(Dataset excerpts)
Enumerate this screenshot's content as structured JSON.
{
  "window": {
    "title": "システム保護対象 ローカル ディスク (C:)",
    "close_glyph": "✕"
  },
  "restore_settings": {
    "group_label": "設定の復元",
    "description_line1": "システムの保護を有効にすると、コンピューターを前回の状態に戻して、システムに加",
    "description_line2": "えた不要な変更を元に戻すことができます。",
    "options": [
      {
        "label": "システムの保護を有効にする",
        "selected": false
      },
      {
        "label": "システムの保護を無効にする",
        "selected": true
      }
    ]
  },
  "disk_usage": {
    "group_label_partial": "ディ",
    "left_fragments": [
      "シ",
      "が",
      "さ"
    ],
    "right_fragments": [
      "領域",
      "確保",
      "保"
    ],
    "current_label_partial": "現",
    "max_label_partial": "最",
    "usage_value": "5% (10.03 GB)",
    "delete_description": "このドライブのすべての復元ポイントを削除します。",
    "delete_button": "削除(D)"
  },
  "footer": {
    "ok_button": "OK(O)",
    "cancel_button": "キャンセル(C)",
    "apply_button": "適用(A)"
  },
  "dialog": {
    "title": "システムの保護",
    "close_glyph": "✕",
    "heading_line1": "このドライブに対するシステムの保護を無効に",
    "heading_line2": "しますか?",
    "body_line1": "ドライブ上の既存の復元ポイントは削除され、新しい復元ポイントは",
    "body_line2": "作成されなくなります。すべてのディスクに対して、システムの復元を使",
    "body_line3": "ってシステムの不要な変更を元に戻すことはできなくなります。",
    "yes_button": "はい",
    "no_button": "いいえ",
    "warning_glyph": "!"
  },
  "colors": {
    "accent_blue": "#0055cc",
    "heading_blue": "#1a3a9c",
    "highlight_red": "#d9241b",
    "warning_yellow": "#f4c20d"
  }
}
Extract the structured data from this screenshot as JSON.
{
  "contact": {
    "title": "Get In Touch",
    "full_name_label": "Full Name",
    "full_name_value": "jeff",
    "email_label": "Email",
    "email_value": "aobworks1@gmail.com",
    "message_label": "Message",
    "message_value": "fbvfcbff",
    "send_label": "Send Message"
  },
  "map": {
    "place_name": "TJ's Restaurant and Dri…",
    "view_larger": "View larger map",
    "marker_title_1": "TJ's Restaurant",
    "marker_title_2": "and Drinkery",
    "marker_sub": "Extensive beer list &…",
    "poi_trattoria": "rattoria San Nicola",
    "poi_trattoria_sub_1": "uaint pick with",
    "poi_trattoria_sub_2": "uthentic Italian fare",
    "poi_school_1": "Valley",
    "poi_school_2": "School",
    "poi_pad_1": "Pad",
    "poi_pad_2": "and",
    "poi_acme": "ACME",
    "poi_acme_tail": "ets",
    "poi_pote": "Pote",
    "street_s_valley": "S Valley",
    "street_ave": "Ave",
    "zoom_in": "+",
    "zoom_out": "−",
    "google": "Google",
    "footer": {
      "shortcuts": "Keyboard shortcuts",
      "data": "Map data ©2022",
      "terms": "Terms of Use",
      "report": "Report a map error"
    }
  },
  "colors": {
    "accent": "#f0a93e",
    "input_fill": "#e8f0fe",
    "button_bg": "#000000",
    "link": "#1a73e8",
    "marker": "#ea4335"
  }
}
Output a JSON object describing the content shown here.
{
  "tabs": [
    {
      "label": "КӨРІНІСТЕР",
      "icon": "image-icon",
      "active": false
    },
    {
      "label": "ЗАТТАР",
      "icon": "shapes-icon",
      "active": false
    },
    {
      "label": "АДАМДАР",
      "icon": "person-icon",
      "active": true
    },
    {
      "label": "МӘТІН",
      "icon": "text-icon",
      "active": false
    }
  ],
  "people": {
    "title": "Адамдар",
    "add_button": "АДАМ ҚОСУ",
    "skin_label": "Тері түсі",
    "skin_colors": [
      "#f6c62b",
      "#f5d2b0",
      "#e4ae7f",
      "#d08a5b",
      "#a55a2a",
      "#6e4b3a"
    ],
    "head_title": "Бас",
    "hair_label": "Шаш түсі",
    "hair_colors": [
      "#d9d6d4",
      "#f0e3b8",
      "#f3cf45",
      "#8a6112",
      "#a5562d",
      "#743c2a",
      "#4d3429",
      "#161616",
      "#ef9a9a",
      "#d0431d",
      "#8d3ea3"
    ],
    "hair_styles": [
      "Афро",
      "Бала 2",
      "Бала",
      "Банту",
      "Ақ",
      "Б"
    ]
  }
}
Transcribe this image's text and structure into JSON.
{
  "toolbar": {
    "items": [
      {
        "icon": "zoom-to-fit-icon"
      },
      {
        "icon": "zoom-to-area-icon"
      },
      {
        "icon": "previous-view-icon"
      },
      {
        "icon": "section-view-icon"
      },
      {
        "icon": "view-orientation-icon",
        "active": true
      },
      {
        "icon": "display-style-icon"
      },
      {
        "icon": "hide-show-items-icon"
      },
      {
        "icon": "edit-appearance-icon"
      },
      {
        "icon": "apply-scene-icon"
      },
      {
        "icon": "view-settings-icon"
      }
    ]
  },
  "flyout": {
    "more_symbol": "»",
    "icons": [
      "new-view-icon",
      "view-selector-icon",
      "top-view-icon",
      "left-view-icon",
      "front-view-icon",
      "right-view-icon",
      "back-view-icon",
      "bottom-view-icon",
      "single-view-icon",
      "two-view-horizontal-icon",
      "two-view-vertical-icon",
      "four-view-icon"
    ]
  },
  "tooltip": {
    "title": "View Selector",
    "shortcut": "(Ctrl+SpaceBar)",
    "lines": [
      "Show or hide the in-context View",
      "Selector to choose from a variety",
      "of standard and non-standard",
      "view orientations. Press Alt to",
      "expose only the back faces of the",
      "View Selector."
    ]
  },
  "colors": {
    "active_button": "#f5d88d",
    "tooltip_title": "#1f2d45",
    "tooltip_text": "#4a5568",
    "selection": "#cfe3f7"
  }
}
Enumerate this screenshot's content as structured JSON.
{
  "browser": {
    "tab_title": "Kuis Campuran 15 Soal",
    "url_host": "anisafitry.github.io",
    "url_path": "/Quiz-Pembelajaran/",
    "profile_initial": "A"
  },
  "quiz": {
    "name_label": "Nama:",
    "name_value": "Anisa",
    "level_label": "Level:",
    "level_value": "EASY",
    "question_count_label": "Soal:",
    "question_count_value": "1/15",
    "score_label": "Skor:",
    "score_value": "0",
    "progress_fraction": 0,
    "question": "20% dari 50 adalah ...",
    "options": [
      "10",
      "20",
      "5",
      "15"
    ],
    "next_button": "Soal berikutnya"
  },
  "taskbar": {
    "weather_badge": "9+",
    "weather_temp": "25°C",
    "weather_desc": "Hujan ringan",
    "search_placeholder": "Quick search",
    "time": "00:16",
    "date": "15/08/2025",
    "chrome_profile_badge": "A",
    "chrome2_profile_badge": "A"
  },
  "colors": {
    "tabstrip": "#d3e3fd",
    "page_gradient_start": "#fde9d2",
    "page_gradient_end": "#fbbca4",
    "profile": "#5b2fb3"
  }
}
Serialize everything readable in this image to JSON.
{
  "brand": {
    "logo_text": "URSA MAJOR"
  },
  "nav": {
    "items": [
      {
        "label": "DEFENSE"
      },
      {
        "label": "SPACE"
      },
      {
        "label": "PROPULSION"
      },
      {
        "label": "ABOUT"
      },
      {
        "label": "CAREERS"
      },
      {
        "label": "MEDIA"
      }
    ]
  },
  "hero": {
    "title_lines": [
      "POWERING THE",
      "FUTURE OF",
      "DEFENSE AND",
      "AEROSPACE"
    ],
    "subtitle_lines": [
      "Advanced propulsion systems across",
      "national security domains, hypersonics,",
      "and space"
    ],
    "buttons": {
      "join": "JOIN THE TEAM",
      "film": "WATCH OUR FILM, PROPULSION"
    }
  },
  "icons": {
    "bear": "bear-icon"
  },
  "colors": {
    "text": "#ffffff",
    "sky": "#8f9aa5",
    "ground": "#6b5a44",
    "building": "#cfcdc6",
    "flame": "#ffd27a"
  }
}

# [TO DO]
Copy out each line that contains the word "image".

# [THE RESULT]
      "icon": "image-icon",
Transcribe this image's text and structure into JSON.
Serialize everything readable in this image to JSON.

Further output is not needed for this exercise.